• **PROBLEM DESCRIPTION**:
Each entry must be reproduced precisely as it stands.

• **EXTRACTED ENTRIES**:

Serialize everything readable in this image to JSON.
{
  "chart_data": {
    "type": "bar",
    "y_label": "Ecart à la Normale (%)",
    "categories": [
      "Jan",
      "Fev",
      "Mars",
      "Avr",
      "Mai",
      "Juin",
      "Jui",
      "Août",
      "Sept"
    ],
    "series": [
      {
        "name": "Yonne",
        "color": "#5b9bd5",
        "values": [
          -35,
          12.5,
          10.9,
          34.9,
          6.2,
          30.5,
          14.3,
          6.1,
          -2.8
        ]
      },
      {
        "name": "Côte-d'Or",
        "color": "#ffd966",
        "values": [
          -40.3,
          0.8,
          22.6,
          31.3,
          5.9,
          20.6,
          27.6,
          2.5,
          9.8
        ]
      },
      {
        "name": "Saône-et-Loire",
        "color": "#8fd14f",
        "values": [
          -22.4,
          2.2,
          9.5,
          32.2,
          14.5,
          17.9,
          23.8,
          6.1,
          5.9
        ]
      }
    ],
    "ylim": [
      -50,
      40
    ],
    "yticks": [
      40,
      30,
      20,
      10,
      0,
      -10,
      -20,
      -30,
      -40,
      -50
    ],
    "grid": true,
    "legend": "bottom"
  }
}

• **RESPONSE FOR THIS EXERCISE**:
Serialize everything readable in this image to JSON.
{
  "chart_data": {
    "type": "bar",
    "y_label": "Ecart à la Normale (%)",
    "categories": [
      "Jan",
      "Fev",
      "Mars",
      "Avr",
      "Mai",
      "Juin",
      "Jui",
      "Août",
      "Sept"
    ],
    "series": [
      {
        "name": "Yonne",
        "color": "#5b9bd5",
        "values": [
          -35,
          12.5,
          10.9,
          34.9,
          6.2,
          30.5,
          14.3,
          6.1,
          -2.8
        ]
      },
      {
        "name": "Côte-d'Or",
        "color": "#ffd966",
        "values": [
          -40.3,
          0.8,
          22.6,
          31.3,
          5.9,
          20.6,
          27.6,
          2.5,
          9.8
        ]
      },
      {
        "name": "Saône-et-Loire",
        "color": "#8fd14f",
        "values": [
          -22.4,
          2.2,
          9.5,
          32.2,
          14.5,
          17.9,
          23.8,
          6.1,
          5.9
        ]
      }
    ],
    "ylim": [
      -50,
      40
    ],
    "yticks": [
      40,
      30,
      20,
      10,
      0,
      -10,
      -20,
      -30,
      -40,
      -50
    ],
    "grid": true,
    "legend": "bottom"
  }
}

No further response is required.